◆ **Objective**:
Your task is to give the listing below back word for word, pictures excluded.

Stored records:
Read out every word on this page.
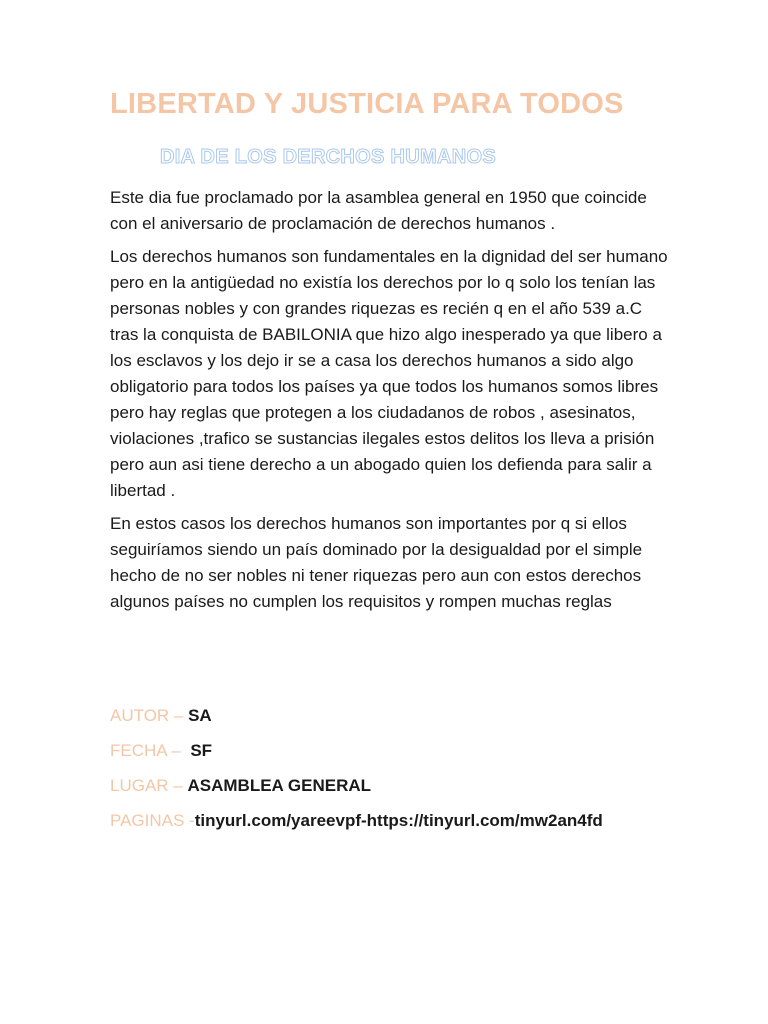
LIBERTAD Y JUSTICIA PARA TODOS
DIA DE LOS DERCHOS HUMANOS

Este dia fue proclamado por la asamblea general en 1950 que coincide con el aniversario de proclamación de derechos humanos .

Los derechos humanos son fundamentales en la dignidad del ser humano pero en la antigüedad no existía los derechos por lo q solo los tenían las personas nobles y con grandes riquezas es recién q en el año 539 a.C tras la conquista de BABILONIA que hizo algo inesperado ya que libero a los esclavos y los dejo ir se a casa los derechos humanos a sido algo obligatorio para todos los países ya que todos los humanos somos libres pero hay reglas que protegen a los ciudadanos de robos , asesinatos, violaciones ,trafico se sustancias ilegales estos delitos los lleva a prisión pero aun asi tiene derecho a un abogado quien los defienda para salir a libertad .

En estos casos los derechos humanos son importantes por q si ellos seguiríamos siendo un país dominado por la desigualdad por el simple hecho de no ser nobles ni tener riquezas pero aun con estos derechos algunos países no cumplen los requisitos y rompen muchas reglas

AUTOR – SA
FECHA –  SF
LUGAR – ASAMBLEA GENERAL
PAGINAS -tinyurl.com/yareevpf-https://tinyurl.com/mw2an4fd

◆ **Final result**:
Read out every word on this page.
LIBERTAD Y JUSTICIA PARA TODOS
DIA DE LOS DERCHOS HUMANOS

Este dia fue proclamado por la asamblea general en 1950 que coincide con el aniversario de proclamación de derechos humanos .

Los derechos humanos son fundamentales en la dignidad del ser humano pero en la antigüedad no existía los derechos por lo q solo los tenían las personas nobles y con grandes riquezas es recién q en el año 539 a.C tras la conquista de BABILONIA que hizo algo inesperado ya que libero a los esclavos y los dejo ir se a casa los derechos humanos a sido algo obligatorio para todos los países ya que todos los humanos somos libres pero hay reglas que protegen a los ciudadanos de robos , asesinatos, violaciones ,trafico se sustancias ilegales estos delitos los lleva a prisión pero aun asi tiene derecho a un abogado quien los defienda para salir a libertad .

En estos casos los derechos humanos son importantes por q si ellos seguiríamos siendo un país dominado por la desigualdad por el simple hecho de no ser nobles ni tener riquezas pero aun con estos derechos algunos países no cumplen los requisitos y rompen muchas reglas

AUTOR – SA
FECHA –  SF
LUGAR – ASAMBLEA GENERAL
PAGINAS -tinyurl.com/yareevpf-https://tinyurl.com/mw2an4fd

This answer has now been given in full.